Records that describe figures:
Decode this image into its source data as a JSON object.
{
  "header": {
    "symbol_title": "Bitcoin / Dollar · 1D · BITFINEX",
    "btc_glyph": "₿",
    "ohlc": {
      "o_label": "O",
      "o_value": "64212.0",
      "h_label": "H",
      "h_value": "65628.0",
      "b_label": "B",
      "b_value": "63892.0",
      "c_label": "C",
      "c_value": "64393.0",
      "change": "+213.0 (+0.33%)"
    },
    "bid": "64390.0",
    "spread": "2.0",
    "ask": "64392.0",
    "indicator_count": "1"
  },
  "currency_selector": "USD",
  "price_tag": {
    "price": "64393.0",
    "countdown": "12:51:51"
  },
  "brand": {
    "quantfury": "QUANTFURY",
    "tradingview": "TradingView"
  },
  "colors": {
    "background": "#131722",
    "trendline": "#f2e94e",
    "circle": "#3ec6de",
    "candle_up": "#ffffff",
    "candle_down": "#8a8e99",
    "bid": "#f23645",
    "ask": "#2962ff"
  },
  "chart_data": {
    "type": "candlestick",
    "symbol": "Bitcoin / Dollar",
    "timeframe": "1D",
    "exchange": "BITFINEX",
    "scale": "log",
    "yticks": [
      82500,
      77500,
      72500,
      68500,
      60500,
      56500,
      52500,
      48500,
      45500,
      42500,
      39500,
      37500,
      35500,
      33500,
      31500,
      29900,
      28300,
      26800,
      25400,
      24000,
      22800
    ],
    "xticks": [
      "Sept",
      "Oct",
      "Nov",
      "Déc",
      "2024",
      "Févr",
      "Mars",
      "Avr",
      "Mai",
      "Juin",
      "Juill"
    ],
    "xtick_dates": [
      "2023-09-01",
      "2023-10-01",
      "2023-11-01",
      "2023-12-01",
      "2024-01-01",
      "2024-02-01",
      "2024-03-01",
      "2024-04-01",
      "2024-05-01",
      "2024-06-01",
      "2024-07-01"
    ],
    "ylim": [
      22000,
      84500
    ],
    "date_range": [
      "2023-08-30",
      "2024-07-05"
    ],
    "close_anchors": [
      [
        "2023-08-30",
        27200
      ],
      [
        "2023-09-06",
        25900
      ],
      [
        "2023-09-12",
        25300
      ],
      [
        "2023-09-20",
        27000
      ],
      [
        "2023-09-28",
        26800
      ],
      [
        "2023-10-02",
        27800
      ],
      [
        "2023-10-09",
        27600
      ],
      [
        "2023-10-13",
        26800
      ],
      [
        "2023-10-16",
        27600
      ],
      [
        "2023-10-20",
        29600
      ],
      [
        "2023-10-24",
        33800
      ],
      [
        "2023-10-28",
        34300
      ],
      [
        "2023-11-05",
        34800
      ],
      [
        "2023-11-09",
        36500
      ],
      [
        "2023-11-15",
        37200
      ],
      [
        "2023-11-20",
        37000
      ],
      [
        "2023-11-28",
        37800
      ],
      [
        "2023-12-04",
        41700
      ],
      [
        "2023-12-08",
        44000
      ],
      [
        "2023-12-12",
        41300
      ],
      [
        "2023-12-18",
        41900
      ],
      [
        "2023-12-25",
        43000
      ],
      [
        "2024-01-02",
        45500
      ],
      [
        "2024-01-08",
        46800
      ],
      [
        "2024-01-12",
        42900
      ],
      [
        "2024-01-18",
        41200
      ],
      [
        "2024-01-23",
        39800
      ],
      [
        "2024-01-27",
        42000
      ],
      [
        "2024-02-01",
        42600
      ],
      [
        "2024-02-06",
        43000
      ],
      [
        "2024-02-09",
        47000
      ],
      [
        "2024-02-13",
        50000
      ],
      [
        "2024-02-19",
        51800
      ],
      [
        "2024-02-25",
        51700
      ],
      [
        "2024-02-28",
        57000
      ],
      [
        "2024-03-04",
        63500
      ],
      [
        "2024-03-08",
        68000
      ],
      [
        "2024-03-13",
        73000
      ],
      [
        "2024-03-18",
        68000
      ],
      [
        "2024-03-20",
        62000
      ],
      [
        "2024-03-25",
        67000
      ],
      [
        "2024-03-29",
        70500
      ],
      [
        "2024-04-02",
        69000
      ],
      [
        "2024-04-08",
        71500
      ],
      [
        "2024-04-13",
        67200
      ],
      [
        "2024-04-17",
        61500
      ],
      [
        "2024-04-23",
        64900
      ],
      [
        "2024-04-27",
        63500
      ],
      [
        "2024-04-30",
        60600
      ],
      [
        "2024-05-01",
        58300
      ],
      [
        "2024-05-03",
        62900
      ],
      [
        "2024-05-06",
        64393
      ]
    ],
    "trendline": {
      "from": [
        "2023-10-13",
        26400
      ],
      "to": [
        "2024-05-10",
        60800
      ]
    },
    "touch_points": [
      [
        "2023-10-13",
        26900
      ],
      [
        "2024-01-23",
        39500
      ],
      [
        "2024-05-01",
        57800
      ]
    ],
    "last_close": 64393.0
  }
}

# DIRECTIONS FOR THIS TASK
Find every line above that contains the word "BITFINEX", and return each one.

# WRITTEN REPLY
    "symbol_title": "Bitcoin / Dollar · 1D · BITFINEX",
    "exchange": "BITFINEX",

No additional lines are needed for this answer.